:: Directive ::
Reproduce the entries line for line, beginning with the first line and ending with the line that contains "x-tick-label: 18 [490, 748, 512, 768]", including that line.

+++ Materials provided

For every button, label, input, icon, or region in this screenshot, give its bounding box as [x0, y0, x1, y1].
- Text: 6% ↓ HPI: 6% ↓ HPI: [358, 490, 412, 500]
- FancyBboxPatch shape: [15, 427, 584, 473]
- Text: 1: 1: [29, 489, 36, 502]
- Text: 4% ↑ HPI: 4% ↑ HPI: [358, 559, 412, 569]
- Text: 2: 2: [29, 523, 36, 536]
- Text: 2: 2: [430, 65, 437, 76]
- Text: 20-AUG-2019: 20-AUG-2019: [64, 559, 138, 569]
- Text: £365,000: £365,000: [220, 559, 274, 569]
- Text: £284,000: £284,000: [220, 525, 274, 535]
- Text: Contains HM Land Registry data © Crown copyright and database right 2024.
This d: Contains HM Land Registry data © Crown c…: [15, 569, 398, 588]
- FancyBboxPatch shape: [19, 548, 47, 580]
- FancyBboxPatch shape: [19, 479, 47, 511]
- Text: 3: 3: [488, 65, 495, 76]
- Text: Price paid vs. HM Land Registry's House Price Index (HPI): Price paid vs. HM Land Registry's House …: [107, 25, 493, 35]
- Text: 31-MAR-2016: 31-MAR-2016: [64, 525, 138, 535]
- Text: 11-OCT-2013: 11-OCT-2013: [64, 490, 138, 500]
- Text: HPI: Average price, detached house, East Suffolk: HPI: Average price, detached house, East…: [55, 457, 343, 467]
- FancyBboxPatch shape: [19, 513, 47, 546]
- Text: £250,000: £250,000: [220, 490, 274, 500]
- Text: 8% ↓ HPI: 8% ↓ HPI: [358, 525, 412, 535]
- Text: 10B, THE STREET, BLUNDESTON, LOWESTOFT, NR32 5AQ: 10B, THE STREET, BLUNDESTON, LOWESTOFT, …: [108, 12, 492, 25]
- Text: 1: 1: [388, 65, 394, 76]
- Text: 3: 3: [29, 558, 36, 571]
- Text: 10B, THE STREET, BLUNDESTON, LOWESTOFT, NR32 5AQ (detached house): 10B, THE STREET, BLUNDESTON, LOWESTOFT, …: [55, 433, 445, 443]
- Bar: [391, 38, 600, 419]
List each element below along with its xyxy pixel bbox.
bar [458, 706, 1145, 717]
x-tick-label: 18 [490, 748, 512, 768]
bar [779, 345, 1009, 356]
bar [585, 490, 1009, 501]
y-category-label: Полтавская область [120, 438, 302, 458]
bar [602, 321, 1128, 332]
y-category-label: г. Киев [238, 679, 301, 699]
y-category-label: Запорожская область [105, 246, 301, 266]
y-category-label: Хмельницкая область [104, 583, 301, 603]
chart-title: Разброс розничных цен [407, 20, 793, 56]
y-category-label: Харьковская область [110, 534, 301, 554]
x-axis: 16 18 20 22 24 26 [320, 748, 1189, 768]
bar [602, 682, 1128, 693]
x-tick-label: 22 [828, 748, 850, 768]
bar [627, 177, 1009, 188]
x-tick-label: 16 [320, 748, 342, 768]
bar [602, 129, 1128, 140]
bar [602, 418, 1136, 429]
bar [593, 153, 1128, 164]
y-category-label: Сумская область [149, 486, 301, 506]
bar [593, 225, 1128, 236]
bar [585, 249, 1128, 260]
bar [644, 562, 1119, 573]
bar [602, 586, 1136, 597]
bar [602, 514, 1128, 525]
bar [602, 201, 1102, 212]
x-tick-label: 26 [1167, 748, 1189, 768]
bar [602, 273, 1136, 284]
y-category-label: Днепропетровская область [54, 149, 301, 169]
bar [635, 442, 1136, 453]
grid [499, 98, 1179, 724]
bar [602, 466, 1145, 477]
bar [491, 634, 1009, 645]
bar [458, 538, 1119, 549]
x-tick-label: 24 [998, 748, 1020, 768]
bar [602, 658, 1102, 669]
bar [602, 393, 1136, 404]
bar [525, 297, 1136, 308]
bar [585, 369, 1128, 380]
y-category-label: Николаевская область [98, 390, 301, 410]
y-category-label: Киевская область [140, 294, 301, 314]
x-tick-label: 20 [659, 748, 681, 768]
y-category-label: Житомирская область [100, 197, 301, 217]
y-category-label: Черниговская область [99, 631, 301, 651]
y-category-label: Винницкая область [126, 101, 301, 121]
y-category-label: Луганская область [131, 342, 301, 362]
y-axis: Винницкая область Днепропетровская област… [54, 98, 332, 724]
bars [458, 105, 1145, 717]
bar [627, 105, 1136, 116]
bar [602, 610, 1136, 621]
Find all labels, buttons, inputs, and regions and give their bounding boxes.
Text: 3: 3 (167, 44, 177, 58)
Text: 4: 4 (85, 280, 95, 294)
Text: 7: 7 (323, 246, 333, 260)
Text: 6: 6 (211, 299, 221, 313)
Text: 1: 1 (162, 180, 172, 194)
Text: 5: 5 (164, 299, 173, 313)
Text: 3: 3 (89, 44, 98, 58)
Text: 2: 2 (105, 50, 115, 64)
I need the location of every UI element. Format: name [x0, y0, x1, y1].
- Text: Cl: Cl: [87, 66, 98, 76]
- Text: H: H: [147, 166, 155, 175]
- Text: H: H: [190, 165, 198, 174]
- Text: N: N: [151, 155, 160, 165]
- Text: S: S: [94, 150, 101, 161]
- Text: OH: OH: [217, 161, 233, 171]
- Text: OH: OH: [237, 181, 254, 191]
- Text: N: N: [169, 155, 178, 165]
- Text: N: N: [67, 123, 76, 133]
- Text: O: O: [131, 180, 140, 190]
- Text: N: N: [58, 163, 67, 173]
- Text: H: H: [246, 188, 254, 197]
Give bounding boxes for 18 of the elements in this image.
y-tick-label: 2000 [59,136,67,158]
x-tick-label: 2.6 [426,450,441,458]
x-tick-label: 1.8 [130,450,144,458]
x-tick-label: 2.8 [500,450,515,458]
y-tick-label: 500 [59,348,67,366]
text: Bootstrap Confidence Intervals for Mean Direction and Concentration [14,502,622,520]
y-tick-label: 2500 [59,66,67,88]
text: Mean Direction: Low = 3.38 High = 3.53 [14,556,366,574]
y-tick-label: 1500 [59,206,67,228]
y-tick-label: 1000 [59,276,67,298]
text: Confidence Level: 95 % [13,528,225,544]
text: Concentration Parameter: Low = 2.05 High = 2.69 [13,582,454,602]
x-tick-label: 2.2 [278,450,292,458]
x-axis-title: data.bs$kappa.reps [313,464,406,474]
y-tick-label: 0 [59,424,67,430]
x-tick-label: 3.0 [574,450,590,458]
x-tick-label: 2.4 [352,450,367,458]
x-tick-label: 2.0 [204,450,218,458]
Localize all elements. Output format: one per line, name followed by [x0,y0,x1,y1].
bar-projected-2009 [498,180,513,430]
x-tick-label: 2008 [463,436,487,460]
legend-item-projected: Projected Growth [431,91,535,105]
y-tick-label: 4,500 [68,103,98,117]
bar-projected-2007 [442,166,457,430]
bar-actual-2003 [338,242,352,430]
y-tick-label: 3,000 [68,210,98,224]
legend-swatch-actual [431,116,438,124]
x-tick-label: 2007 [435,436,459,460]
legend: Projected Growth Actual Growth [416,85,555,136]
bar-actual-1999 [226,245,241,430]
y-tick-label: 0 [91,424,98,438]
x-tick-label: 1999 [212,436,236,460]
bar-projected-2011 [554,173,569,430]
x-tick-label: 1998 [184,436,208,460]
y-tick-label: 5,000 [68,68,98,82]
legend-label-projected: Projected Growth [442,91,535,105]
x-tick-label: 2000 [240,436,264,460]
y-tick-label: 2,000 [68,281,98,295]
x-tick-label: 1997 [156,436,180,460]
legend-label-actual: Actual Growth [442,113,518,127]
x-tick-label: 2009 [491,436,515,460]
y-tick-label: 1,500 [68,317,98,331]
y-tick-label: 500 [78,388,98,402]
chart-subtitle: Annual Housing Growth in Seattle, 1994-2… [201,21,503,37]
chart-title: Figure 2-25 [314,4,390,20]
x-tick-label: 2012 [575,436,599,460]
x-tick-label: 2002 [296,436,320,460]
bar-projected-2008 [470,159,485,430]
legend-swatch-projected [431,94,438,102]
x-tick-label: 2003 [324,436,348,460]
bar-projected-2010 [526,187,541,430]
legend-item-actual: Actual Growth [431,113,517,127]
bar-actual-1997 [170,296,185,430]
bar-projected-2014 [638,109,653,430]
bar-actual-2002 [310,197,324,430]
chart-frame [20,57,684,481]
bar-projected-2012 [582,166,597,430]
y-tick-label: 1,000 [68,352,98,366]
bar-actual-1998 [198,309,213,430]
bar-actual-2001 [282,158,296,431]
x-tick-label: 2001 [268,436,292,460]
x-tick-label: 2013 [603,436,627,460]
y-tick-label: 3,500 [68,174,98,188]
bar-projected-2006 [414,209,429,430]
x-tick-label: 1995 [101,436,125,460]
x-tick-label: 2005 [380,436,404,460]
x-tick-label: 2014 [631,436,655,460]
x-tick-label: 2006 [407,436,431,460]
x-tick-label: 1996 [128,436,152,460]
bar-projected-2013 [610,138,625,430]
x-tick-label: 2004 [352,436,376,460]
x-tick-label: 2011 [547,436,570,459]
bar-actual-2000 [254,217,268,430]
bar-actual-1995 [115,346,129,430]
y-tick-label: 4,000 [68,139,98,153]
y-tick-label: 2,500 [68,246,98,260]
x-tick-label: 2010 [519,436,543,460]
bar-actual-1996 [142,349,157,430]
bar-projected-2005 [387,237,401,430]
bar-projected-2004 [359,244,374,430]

++++++

:: Output of the exercise ::
For every button, label, input, icon, or region in this screenshot, give its bounding box as [x0, y0, x1, y1].
- Text: 6% ↓ HPI: 6% ↓ HPI: [358, 490, 412, 500]
- FancyBboxPatch shape: [15, 427, 584, 473]
- Text: 1: 1: [29, 489, 36, 502]
- Text: 4% ↑ HPI: 4% ↑ HPI: [358, 559, 412, 569]
- Text: 2: 2: [29, 523, 36, 536]
- Text: 2: 2: [430, 65, 437, 76]
- Text: 20-AUG-2019: 20-AUG-2019: [64, 559, 138, 569]
- Text: £365,000: £365,000: [220, 559, 274, 569]
- Text: £284,000: £284,000: [220, 525, 274, 535]
- Text: Contains HM Land Registry data © Crown copyright and database right 2024.
This d: Contains HM Land Registry data © Crown c…: [15, 569, 398, 588]
- FancyBboxPatch shape: [19, 548, 47, 580]
- FancyBboxPatch shape: [19, 479, 47, 511]
- Text: 3: 3: [488, 65, 495, 76]
- Text: Price paid vs. HM Land Registry's House Price Index (HPI): Price paid vs. HM Land Registry's House …: [107, 25, 493, 35]
- Text: 31-MAR-2016: 31-MAR-2016: [64, 525, 138, 535]
- Text: 11-OCT-2013: 11-OCT-2013: [64, 490, 138, 500]
- Text: HPI: Average price, detached house, East Suffolk: HPI: Average price, detached house, East…: [55, 457, 343, 467]
- FancyBboxPatch shape: [19, 513, 47, 546]
- Text: £250,000: £250,000: [220, 490, 274, 500]
- Text: 8% ↓ HPI: 8% ↓ HPI: [358, 525, 412, 535]
- Text: 10B, THE STREET, BLUNDESTON, LOWESTOFT, NR32 5AQ: 10B, THE STREET, BLUNDESTON, LOWESTOFT, …: [108, 12, 492, 25]
- Text: 1: 1: [388, 65, 394, 76]
- Text: 3: 3: [29, 558, 36, 571]
- Text: 10B, THE STREET, BLUNDESTON, LOWESTOFT, NR32 5AQ (detached house): 10B, THE STREET, BLUNDESTON, LOWESTOFT, …: [55, 433, 445, 443]
- Bar: [391, 38, 600, 419]
List each element below along with its xyxy pixel bbox.
bar [458, 706, 1145, 717]
x-tick-label: 18 [490, 748, 512, 768]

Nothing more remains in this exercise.